* [Aim]: The records are to be restated in their entirety, word for word.

* [Records provided]:

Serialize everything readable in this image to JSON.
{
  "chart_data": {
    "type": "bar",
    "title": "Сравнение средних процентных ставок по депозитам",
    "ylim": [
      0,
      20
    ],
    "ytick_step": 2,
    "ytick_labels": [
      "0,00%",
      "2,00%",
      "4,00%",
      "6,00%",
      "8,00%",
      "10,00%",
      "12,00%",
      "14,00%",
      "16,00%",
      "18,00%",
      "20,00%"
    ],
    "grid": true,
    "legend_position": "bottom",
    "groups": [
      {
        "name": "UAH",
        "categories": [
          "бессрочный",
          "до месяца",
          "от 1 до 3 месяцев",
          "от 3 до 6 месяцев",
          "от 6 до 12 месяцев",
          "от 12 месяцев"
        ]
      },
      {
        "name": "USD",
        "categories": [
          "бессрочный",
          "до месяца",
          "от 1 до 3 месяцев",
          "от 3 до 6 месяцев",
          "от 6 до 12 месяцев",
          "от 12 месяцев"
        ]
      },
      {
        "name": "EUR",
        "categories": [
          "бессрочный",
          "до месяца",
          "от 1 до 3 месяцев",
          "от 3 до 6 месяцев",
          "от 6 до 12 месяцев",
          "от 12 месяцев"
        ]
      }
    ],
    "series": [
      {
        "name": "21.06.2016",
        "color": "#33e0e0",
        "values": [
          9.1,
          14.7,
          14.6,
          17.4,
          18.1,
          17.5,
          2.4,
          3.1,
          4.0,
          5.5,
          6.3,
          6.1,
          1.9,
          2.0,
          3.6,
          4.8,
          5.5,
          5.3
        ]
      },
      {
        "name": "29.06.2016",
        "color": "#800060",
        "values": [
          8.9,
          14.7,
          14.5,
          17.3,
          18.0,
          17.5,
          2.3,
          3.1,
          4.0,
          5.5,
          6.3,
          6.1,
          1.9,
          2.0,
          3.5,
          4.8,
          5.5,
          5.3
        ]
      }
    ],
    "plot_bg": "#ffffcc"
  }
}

* [Answer for this exercise]:
Serialize everything readable in this image to JSON.
{
  "chart_data": {
    "type": "bar",
    "title": "Сравнение средних процентных ставок по депозитам",
    "ylim": [
      0,
      20
    ],
    "ytick_step": 2,
    "ytick_labels": [
      "0,00%",
      "2,00%",
      "4,00%",
      "6,00%",
      "8,00%",
      "10,00%",
      "12,00%",
      "14,00%",
      "16,00%",
      "18,00%",
      "20,00%"
    ],
    "grid": true,
    "legend_position": "bottom",
    "groups": [
      {
        "name": "UAH",
        "categories": [
          "бессрочный",
          "до месяца",
          "от 1 до 3 месяцев",
          "от 3 до 6 месяцев",
          "от 6 до 12 месяцев",
          "от 12 месяцев"
        ]
      },
      {
        "name": "USD",
        "categories": [
          "бессрочный",
          "до месяца",
          "от 1 до 3 месяцев",
          "от 3 до 6 месяцев",
          "от 6 до 12 месяцев",
          "от 12 месяцев"
        ]
      },
      {
        "name": "EUR",
        "categories": [
          "бессрочный",
          "до месяца",
          "от 1 до 3 месяцев",
          "от 3 до 6 месяцев",
          "от 6 до 12 месяцев",
          "от 12 месяцев"
        ]
      }
    ],
    "series": [
      {
        "name": "21.06.2016",
        "color": "#33e0e0",
        "values": [
          9.1,
          14.7,
          14.6,
          17.4,
          18.1,
          17.5,
          2.4,
          3.1,
          4.0,
          5.5,
          6.3,
          6.1,
          1.9,
          2.0,
          3.6,
          4.8,
          5.5,
          5.3
        ]
      },
      {
        "name": "29.06.2016",
        "color": "#800060",
        "values": [
          8.9,
          14.7,
          14.5,
          17.3,
          18.0,
          17.5,
          2.3,
          3.1,
          4.0,
          5.5,
          6.3,
          6.1,
          1.9,
          2.0,
          3.5,
          4.8,
          5.5,
          5.3
        ]
      }
    ],
    "plot_bg": "#ffffcc"
  }
}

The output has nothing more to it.